PROBLEM DESCRIPTION:
Look for "tvaru" in the listing below. Gather each line that contains it.
>> BEGIN GIVEN ENTRIES
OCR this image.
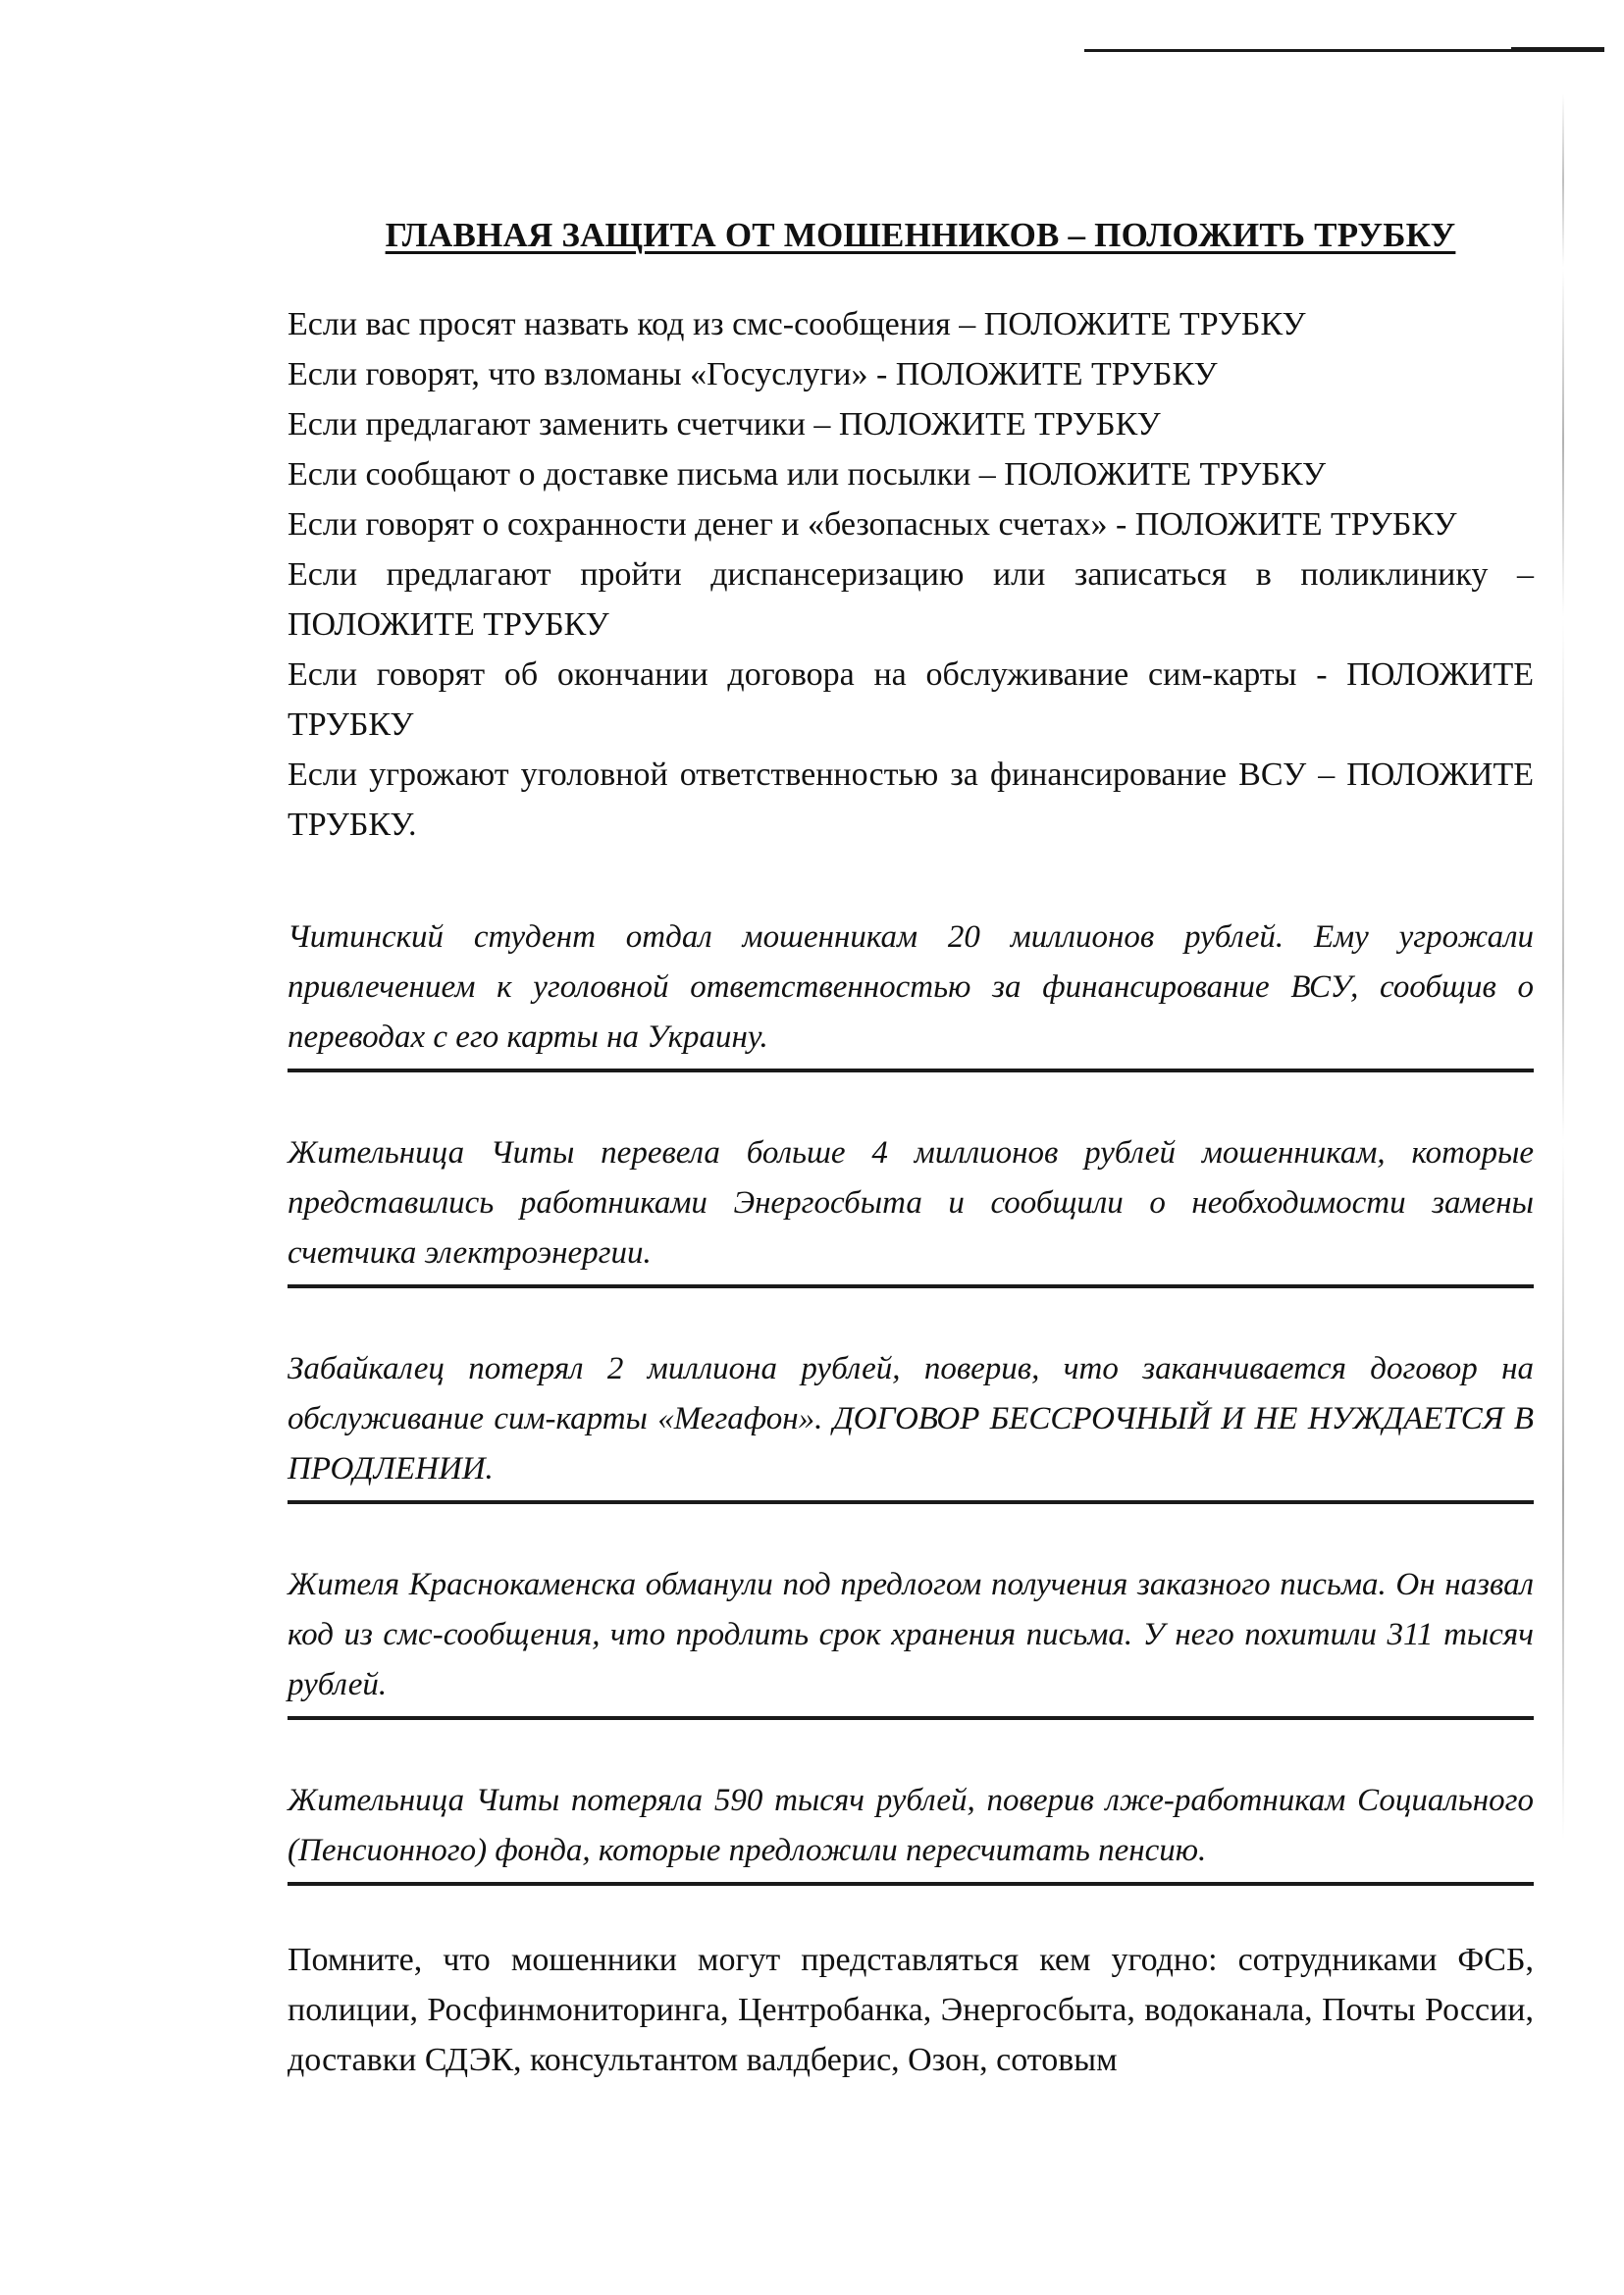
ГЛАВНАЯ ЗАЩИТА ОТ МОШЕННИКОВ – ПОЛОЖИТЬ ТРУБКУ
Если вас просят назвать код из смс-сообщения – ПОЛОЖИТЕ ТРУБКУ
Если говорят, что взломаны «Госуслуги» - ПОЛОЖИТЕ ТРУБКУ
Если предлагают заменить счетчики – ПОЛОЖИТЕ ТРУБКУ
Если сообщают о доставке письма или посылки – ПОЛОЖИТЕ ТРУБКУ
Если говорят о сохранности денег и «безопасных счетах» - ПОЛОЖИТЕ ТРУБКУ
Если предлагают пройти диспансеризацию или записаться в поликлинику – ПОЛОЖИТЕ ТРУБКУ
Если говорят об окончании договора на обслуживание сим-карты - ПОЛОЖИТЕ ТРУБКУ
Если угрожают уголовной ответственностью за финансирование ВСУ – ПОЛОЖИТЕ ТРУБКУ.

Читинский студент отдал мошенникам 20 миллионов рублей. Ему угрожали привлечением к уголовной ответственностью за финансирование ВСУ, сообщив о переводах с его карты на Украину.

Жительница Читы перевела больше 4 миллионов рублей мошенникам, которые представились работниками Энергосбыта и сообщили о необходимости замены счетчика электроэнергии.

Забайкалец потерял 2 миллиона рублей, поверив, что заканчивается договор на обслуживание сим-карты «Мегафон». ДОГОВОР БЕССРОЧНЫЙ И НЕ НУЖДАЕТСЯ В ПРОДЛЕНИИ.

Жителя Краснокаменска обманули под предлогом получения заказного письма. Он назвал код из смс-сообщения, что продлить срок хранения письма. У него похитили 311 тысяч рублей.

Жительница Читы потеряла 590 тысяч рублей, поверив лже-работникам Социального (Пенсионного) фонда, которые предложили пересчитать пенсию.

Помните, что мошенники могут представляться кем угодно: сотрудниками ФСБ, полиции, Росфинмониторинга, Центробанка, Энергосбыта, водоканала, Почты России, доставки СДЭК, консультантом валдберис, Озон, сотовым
>> END GIVEN ENTRIES
>> BEGIN GIVEN ENTRIES
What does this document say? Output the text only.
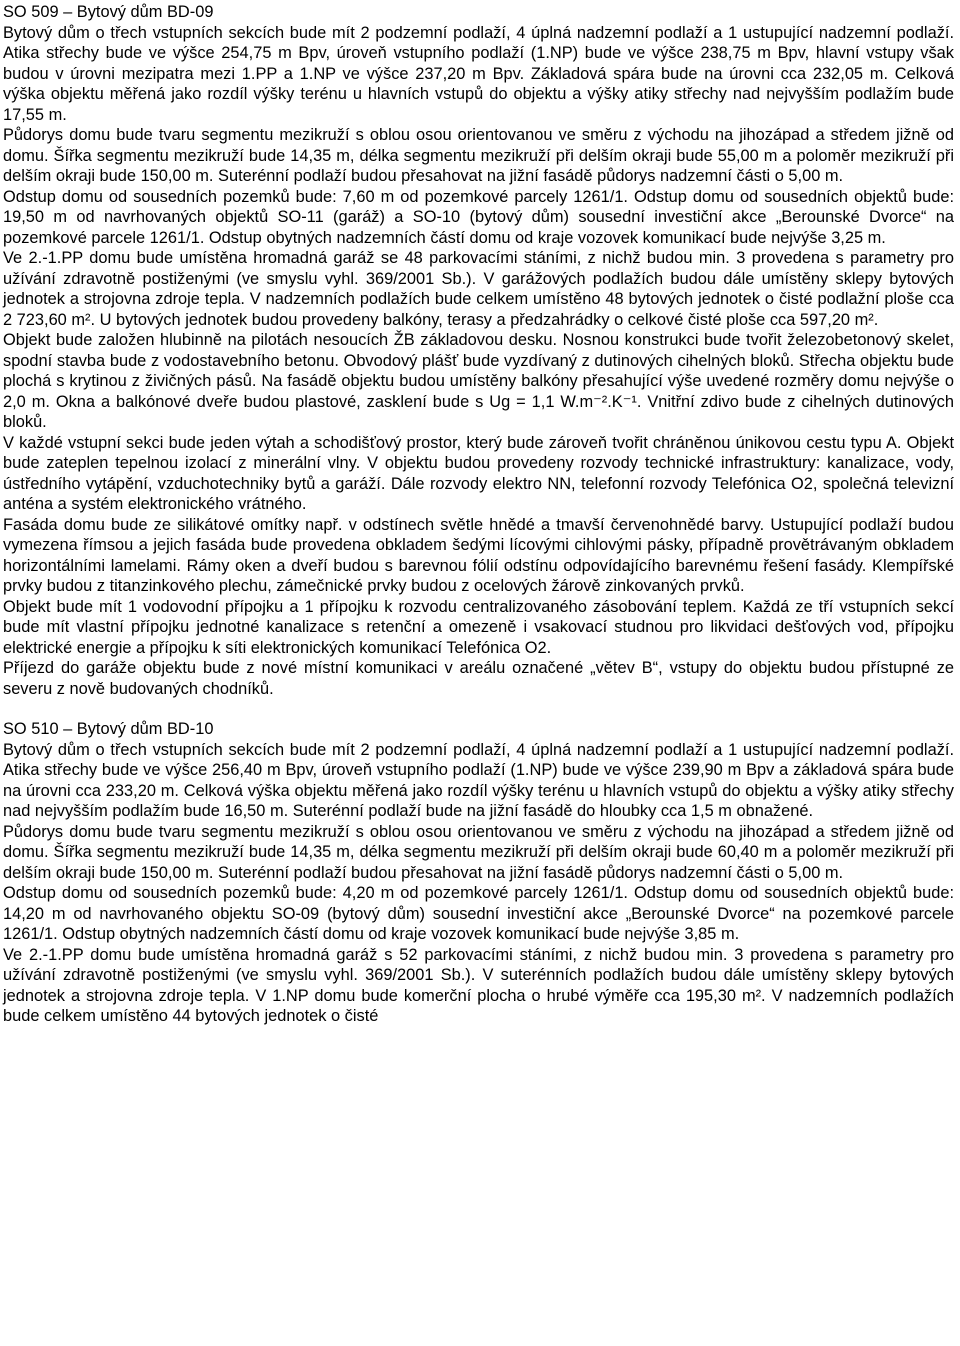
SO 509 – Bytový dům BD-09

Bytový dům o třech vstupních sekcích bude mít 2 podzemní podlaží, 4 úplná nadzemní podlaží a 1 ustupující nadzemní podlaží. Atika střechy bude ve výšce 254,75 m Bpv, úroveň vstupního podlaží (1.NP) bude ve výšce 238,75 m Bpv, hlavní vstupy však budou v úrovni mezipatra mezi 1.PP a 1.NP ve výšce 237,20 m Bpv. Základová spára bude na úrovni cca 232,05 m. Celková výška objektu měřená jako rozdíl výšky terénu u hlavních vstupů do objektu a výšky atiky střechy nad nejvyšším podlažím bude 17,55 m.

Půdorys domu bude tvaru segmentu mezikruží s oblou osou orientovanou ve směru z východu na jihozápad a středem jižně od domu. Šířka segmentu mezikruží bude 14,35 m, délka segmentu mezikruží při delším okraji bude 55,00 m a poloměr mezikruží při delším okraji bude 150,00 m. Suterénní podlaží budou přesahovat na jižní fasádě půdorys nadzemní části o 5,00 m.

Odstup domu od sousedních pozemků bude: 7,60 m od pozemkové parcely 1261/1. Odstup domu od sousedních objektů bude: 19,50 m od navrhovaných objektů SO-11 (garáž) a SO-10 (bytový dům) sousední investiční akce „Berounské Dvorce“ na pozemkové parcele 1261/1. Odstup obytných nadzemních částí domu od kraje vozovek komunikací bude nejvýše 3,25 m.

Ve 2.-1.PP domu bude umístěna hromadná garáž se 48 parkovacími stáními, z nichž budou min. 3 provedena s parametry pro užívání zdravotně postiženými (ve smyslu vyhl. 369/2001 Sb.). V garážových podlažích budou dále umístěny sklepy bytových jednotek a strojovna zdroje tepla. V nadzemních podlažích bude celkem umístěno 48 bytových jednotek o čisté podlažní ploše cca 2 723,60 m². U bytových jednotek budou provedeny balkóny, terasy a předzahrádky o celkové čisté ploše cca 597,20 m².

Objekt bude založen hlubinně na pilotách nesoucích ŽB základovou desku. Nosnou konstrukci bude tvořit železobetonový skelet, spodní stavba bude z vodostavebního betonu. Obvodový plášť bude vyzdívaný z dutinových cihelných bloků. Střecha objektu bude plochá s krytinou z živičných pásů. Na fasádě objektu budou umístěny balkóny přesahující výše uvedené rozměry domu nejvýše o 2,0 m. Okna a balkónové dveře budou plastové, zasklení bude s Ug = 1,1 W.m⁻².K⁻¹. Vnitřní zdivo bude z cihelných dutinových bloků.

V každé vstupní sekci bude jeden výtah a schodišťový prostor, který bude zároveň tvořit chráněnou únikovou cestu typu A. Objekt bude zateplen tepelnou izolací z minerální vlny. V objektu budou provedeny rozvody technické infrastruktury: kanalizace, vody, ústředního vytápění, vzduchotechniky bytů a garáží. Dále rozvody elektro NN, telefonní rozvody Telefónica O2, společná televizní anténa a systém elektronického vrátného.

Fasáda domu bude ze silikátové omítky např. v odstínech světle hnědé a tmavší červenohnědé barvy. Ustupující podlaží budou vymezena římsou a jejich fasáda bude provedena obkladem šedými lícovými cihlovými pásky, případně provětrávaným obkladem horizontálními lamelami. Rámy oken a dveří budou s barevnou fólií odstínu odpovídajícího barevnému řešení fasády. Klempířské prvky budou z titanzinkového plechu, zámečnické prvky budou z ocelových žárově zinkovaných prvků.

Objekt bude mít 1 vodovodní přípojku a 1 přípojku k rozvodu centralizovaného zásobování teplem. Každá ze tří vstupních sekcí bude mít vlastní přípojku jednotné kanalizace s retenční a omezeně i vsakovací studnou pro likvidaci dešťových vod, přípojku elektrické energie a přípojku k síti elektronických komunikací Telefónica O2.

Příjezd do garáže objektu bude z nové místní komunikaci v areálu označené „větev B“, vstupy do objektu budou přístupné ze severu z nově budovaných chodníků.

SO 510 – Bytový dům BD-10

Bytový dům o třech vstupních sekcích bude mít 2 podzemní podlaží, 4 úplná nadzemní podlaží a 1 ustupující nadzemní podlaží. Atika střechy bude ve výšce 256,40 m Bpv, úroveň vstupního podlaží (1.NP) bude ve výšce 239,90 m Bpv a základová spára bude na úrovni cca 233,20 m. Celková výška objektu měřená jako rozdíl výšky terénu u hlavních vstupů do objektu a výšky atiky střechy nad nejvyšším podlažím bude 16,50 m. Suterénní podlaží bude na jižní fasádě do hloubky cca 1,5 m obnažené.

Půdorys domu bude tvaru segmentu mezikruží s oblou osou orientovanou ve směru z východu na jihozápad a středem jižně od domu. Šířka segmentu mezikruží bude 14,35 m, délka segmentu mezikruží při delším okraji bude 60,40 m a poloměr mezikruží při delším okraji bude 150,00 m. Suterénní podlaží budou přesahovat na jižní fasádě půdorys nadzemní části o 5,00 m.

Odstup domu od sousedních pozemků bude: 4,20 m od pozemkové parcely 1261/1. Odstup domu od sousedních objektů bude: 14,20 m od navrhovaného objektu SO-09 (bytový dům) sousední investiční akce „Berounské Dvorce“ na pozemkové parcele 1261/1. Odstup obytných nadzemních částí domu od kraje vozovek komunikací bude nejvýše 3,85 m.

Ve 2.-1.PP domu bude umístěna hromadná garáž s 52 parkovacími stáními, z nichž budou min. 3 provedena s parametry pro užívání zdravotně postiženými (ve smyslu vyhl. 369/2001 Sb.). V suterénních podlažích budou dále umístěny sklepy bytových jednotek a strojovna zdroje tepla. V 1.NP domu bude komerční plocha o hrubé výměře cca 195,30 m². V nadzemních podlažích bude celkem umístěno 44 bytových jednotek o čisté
>> END GIVEN ENTRIES
SOLUTION FOR THIS TASK:
Půdorys domu bude tvaru segmentu mezikruží s oblou osou orientovanou ve směru z východu na jihozápad a středem jižně od domu. Šířka segmentu mezikruží bude 14,35 m, délka segmentu mezikruží při delším okraji bude 55,00 m a poloměr mezikruží při delším okraji bude 150,00 m. Suterénní podlaží budou přesahovat na jižní fasádě půdorys nadzemní části o 5,00 m.
Půdorys domu bude tvaru segmentu mezikruží s oblou osou orientovanou ve směru z východu na jihozápad a středem jižně od domu. Šířka segmentu mezikruží bude 14,35 m, délka segmentu mezikruží při delším okraji bude 60,40 m a poloměr mezikruží při delším okraji bude 150,00 m. Suterénní podlaží budou přesahovat na jižní fasádě půdorys nadzemní části o 5,00 m.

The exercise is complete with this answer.